**APPLICA QUANTO LETTO**
**a.** Nel brano su ThyssenKrupp, per quale cifra è stata venduta la divisione Elevator nel 2019?
**b.** Per favore, indica se ciascuna affermazione concorda con il brano su ThyssenKrupp, rispondendo sì o no e citando le parole che lo dimostrano: (i) il primo round del confronto si è tenuto al ministero dello Sviluppo Economico; (ii) la fusione con Tata Steel è stata portata a termine nel 2017; (iii) Gianni Venturi è segretario nazionale della Fiom-Cgil.
**c.** Scrivi il seguito del brano su ThyssenKrupp, a partire dalla sua ultima frase.

**TESTO FORNITO**
Oggi, 28 maggio, al ministero dello Sviluppo Economico c'è stato il primo round di un confronto che si annuncia lungo e complesso. “La scelta di ThyssenKrupp di considerare non più strategica la produzione dell'acciaio non solo mette in discussione le prospettive di Acciai Speciali Terni, ma si configura come una decisione in netta discontinuità con la storia della multinazionale – afferma Gianni Venturi, segretario nazionale e responsabile siderurgia Fiom-Cgil - Siamo infatti di fronte ad una scelta che smonta l'idea stessa di grande gruppo siderurgico, e che avviene dopo la mancata fusione con Tata Steel nel 2017 e dopo la vendita della divisione Elevator per 17 miliardi di euro nel 2019”.

**DATI FORNITI**
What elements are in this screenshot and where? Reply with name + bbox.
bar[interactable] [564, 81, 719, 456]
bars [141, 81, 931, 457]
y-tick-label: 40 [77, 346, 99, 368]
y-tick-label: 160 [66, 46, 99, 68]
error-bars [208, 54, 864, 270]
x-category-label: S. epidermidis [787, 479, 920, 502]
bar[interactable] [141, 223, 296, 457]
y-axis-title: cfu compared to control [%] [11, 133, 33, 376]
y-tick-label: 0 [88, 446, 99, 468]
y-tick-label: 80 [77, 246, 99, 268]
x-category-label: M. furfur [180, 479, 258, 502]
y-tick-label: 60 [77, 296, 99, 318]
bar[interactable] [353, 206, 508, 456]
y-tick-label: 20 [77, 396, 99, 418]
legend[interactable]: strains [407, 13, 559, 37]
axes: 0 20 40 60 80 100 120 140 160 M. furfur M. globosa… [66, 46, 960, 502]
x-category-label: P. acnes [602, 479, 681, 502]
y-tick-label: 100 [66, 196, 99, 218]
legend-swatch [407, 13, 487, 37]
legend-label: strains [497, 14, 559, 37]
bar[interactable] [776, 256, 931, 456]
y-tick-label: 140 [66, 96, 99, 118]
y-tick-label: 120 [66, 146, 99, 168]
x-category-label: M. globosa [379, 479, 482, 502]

**RISULTATI DELL'ESERCIZIO**
**a.** Per 17 miliardi di euro.

**b.**
(i) Sì: «al ministero dello Sviluppo Economico c'è stato il primo round di un confronto».
(ii) No: «dopo la mancata fusione con Tata Steel nel 2017».
(iii) Sì: «segretario nazionale e responsabile siderurgia Fiom-Cgil».

**c.**
Per la Fiom, la motivazione di ThyssenKrupp secondo cui Ast rappresenta un sito di cui non si vedono prospettive future sostenibili, non può che destare preoccupazione ed incertezza tra i lavoratori di Terni. “Ad un andamento finanziario nell'anno fiscale che fa registrare una perdita di circa 2 milioni di euro, dopo due anni di utili – continua Venturi - si sovrappongono le ricadute dell'emergenza legata alla pandemia da Covid-19: la linea di colata continua è ferma da 15 giorni, l'organizzazione della produzione nel tubificio passa da 15 a 10 turni e l'amministratore delegato afferma che non ci saranno le condizioni per confermare i contratti di lavoro degli interinali attualmente impiegati nel sito di Terni”.
Al di là delle voci che hanno già cominciato a circolare, alimentate anche da uscite (forse premature) dello stesso ministro Patuanelli su possibili interessamenti da parte di Arvedi e Marcegaglia, non ci sono al momento manifestazioni formali di interesse. Certo è che la fase in cui ThyssenKrupp ha deciso di annunciare la messa di Ast sul mercato è assolutamente penalizzante.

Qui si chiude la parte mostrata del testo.